# START OF Given data
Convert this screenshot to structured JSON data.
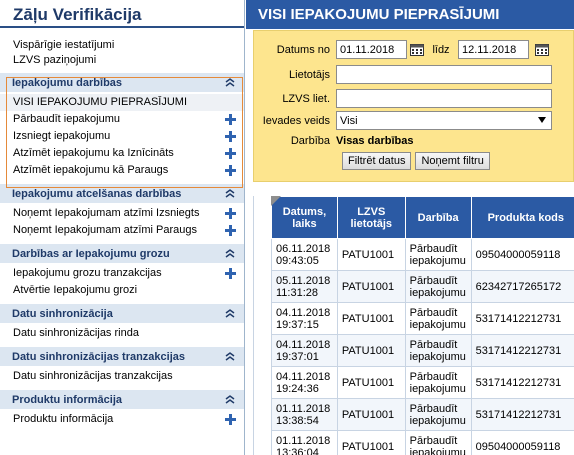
{
  "sidebar": {
    "title": "Zāļu Verifikācija",
    "top_links": [
      "Vispārīgie iestatījumi",
      "LZVS paziņojumi"
    ],
    "sections": [
      {
        "title": "Iepakojumu darbības",
        "items": [
          {
            "label": "VISI IEPAKOJUMU PIEPRASĪJUMI",
            "plus": false,
            "active": true
          },
          {
            "label": "Pārbaudīt iepakojumu",
            "plus": true
          },
          {
            "label": "Izsniegt iepakojumu",
            "plus": true
          },
          {
            "label": "Atzīmēt iepakojumu ka Iznīcināts",
            "plus": true
          },
          {
            "label": "Atzīmēt iepakojumu kā Paraugs",
            "plus": true
          }
        ]
      },
      {
        "title": "Iepakojumu atcelšanas darbības",
        "items": [
          {
            "label": "Noņemt Iepakojumam atzīmi Izsniegts",
            "plus": true
          },
          {
            "label": "Noņemt Iepakojumam atzīmi Paraugs",
            "plus": true
          }
        ]
      },
      {
        "title": "Darbības ar Iepakojumu grozu",
        "items": [
          {
            "label": "Iepakojumu grozu tranzakcijas",
            "plus": true
          },
          {
            "label": "Atvērtie Iepakojumu grozi",
            "plus": false
          }
        ]
      },
      {
        "title": "Datu sinhronizācija",
        "items": [
          {
            "label": "Datu sinhronizācijas rinda",
            "plus": false
          }
        ]
      },
      {
        "title": "Datu sinhronizācijas tranzakcijas",
        "items": [
          {
            "label": "Datu sinhronizācijas tranzakcijas",
            "plus": false
          }
        ]
      },
      {
        "title": "Produktu informācija",
        "items": [
          {
            "label": "Produktu informācija",
            "plus": true
          }
        ]
      }
    ]
  },
  "main": {
    "title": "VISI IEPAKOJUMU PIEPRASĪJUMI",
    "filter": {
      "date_from_label": "Datums no",
      "date_from": "01.11.2018",
      "date_to_label": "līdz",
      "date_to": "12.11.2018",
      "user_label": "Lietotājs",
      "user_value": "",
      "lzvs_user_label": "LZVS liet.",
      "lzvs_user_value": "",
      "input_type_label": "Ievades veids",
      "input_type_value": "Visi",
      "action_label": "Darbība",
      "action_value": "Visas darbības",
      "filter_button": "Filtrēt datus",
      "clear_button": "Noņemt filtru"
    },
    "table": {
      "headers": [
        "Datums, laiks",
        "LZVS lietotājs",
        "Darbība",
        "Produkta kods"
      ],
      "rows": [
        [
          "06.11.2018 09:43:05",
          "PATU1001",
          "Pārbaudīt iepakojumu",
          "09504000059118"
        ],
        [
          "05.11.2018 11:31:28",
          "PATU1001",
          "Pārbaudīt iepakojumu",
          "62342717265172"
        ],
        [
          "04.11.2018 19:37:15",
          "PATU1001",
          "Pārbaudīt iepakojumu",
          "53171412212731"
        ],
        [
          "04.11.2018 19:37:01",
          "PATU1001",
          "Pārbaudīt iepakojumu",
          "53171412212731"
        ],
        [
          "04.11.2018 19:24:36",
          "PATU1001",
          "Pārbaudīt iepakojumu",
          "53171412212731"
        ],
        [
          "01.11.2018 13:38:54",
          "PATU1001",
          "Pārbaudīt iepakojumu",
          "53171412212731"
        ],
        [
          "01.11.2018 13:36:04",
          "PATU1001",
          "Pārbaudīt iepakojumu",
          "09504000059118"
        ]
      ]
    }
  },
  "colors": {
    "accent": "#2b5aa4",
    "section_bg": "#dce6f1",
    "filter_bg": "#fde58e",
    "plus": "#2f63b0",
    "highlight_border": "#e58a3a"
  }
}
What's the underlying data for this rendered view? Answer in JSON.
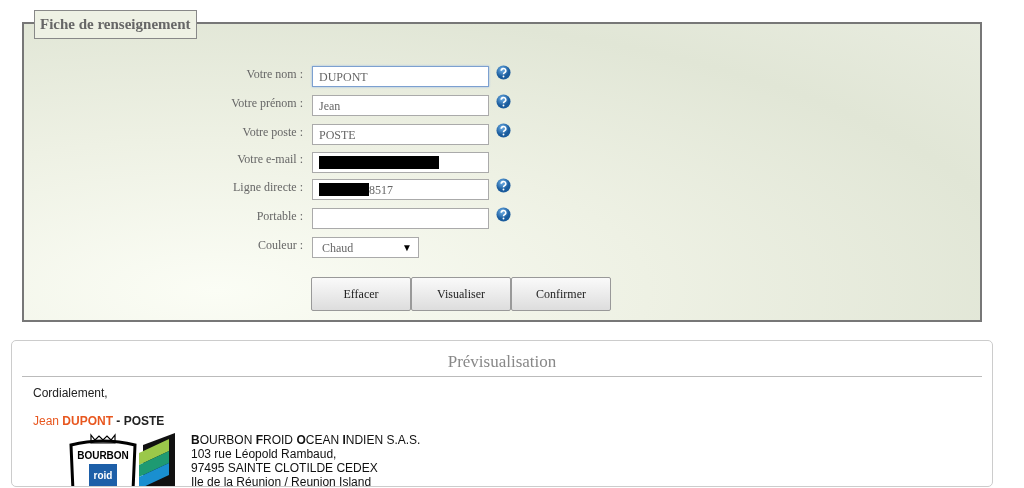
{
  "form": {
    "legend": "Fiche de renseignement",
    "fields": [
      {
        "kind": "text",
        "label": "Votre nom :",
        "value": "DUPONT",
        "focused": true,
        "help": true
      },
      {
        "kind": "text",
        "label": "Votre prénom :",
        "value": "Jean",
        "focused": false,
        "help": true
      },
      {
        "kind": "text",
        "label": "Votre poste :",
        "value": "POSTE",
        "focused": false,
        "help": true
      },
      {
        "kind": "redacted",
        "label": "Votre e-mail :",
        "focused": false,
        "help": false
      },
      {
        "kind": "redacted",
        "label": "Ligne directe :",
        "value": "8517",
        "focused": false,
        "help": true
      },
      {
        "kind": "text",
        "label": "Portable :",
        "focused": false,
        "help": true
      },
      {
        "kind": "select",
        "label": "Couleur :",
        "value": "Chaud",
        "arrow": "▼",
        "focused": false,
        "help": false
      }
    ],
    "buttons": [
      "Effacer",
      "Visualiser",
      "Confirmer"
    ]
  },
  "preview": {
    "title": "Prévisualisation",
    "greeting": "Cordialement,",
    "signature": {
      "first_name": "Jean",
      "last_name": "DUPONT",
      "post": "- POSTE"
    },
    "logo": {
      "text": "BOURBON",
      "text2": "roid"
    },
    "address": [
      "**B**OURBON **F**ROID **O**CEAN **I**NDIEN S.A.S.",
      "103 rue Léopold Rambaud,",
      "97495 SAINTE CLOTILDE CEDEX",
      "Ile de la Réunion / Reunion Island"
    ]
  }
}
# END OF Given data
__Aim of the exercise__:
Print every entry above again without changing a word, and omit the pictures.

__Solution__:
Convert this screenshot to structured JSON data.
{
  "sidebar": {
    "title": "Zāļu Verifikācija",
    "top_links": [
      "Vispārīgie iestatījumi",
      "LZVS paziņojumi"
    ],
    "sections": [
      {
        "title": "Iepakojumu darbības",
        "items": [
          {
            "label": "VISI IEPAKOJUMU PIEPRASĪJUMI",
            "plus": false,
            "active": true
          },
          {
            "label": "Pārbaudīt iepakojumu",
            "plus": true
          },
          {
            "label": "Izsniegt iepakojumu",
            "plus": true
          },
          {
            "label": "Atzīmēt iepakojumu ka Iznīcināts",
            "plus": true
          },
          {
            "label": "Atzīmēt iepakojumu kā Paraugs",
            "plus": true
          }
        ]
      },
      {
        "title": "Iepakojumu atcelšanas darbības",
        "items": [
          {
            "label": "Noņemt Iepakojumam atzīmi Izsniegts",
            "plus": true
          },
          {
            "label": "Noņemt Iepakojumam atzīmi Paraugs",
            "plus": true
          }
        ]
      },
      {
        "title": "Darbības ar Iepakojumu grozu",
        "items": [
          {
            "label": "Iepakojumu grozu tranzakcijas",
            "plus": true
          },
          {
            "label": "Atvērtie Iepakojumu grozi",
            "plus": false
          }
        ]
      },
      {
        "title": "Datu sinhronizācija",
        "items": [
          {
            "label": "Datu sinhronizācijas rinda",
            "plus": false
          }
        ]
      },
      {
        "title": "Datu sinhronizācijas tranzakcijas",
        "items": [
          {
            "label": "Datu sinhronizācijas tranzakcijas",
            "plus": false
          }
        ]
      },
      {
        "title": "Produktu informācija",
        "items": [
          {
            "label": "Produktu informācija",
            "plus": true
          }
        ]
      }
    ]
  },
  "main": {
    "title": "VISI IEPAKOJUMU PIEPRASĪJUMI",
    "filter": {
      "date_from_label": "Datums no",
      "date_from": "01.11.2018",
      "date_to_label": "līdz",
      "date_to": "12.11.2018",
      "user_label": "Lietotājs",
      "user_value": "",
      "lzvs_user_label": "LZVS liet.",
      "lzvs_user_value": "",
      "input_type_label": "Ievades veids",
      "input_type_value": "Visi",
      "action_label": "Darbība",
      "action_value": "Visas darbības",
      "filter_button": "Filtrēt datus",
      "clear_button": "Noņemt filtru"
    },
    "table": {
      "headers": [
        "Datums, laiks",
        "LZVS lietotājs",
        "Darbība",
        "Produkta kods"
      ],
      "rows": [
        [
          "06.11.2018 09:43:05",
          "PATU1001",
          "Pārbaudīt iepakojumu",
          "09504000059118"
        ],
        [
          "05.11.2018 11:31:28",
          "PATU1001",
          "Pārbaudīt iepakojumu",
          "62342717265172"
        ],
        [
          "04.11.2018 19:37:15",
          "PATU1001",
          "Pārbaudīt iepakojumu",
          "53171412212731"
        ],
        [
          "04.11.2018 19:37:01",
          "PATU1001",
          "Pārbaudīt iepakojumu",
          "53171412212731"
        ],
        [
          "04.11.2018 19:24:36",
          "PATU1001",
          "Pārbaudīt iepakojumu",
          "53171412212731"
        ],
        [
          "01.11.2018 13:38:54",
          "PATU1001",
          "Pārbaudīt iepakojumu",
          "53171412212731"
        ],
        [
          "01.11.2018 13:36:04",
          "PATU1001",
          "Pārbaudīt iepakojumu",
          "09504000059118"
        ]
      ]
    }
  },
  "colors": {
    "accent": "#2b5aa4",
    "section_bg": "#dce6f1",
    "filter_bg": "#fde58e",
    "plus": "#2f63b0",
    "highlight_border": "#e58a3a"
  }
}
What's the underlying data for this rendered view? Answer in JSON.
{
  "form": {
    "legend": "Fiche de renseignement",
    "fields": [
      {
        "kind": "text",
        "label": "Votre nom :",
        "value": "DUPONT",
        "focused": true,
        "help": true
      },
      {
        "kind": "text",
        "label": "Votre prénom :",
        "value": "Jean",
        "focused": false,
        "help": true
      },
      {
        "kind": "text",
        "label": "Votre poste :",
        "value": "POSTE",
        "focused": false,
        "help": true
      },
      {
        "kind": "redacted",
        "label": "Votre e-mail :",
        "focused": false,
        "help": false
      },
      {
        "kind": "redacted",
        "label": "Ligne directe :",
        "value": "8517",
        "focused": false,
        "help": true
      },
      {
        "kind": "text",
        "label": "Portable :",
        "focused": false,
        "help": true
      },
      {
        "kind": "select",
        "label": "Couleur :",
        "value": "Chaud",
        "arrow": "▼",
        "focused": false,
        "help": false
      }
    ],
    "buttons": [
      "Effacer",
      "Visualiser",
      "Confirmer"
    ]
  },
  "preview": {
    "title": "Prévisualisation",
    "greeting": "Cordialement,",
    "signature": {
      "first_name": "Jean",
      "last_name": "DUPONT",
      "post": "- POSTE"
    },
    "logo": {
      "text": "BOURBON",
      "text2": "roid"
    },
    "address": [
      "**B**OURBON **F**ROID **O**CEAN **I**NDIEN S.A.S.",
      "103 rue Léopold Rambaud,",
      "97495 SAINTE CLOTILDE CEDEX",
      "Ile de la Réunion / Reunion Island"
    ]
  }
}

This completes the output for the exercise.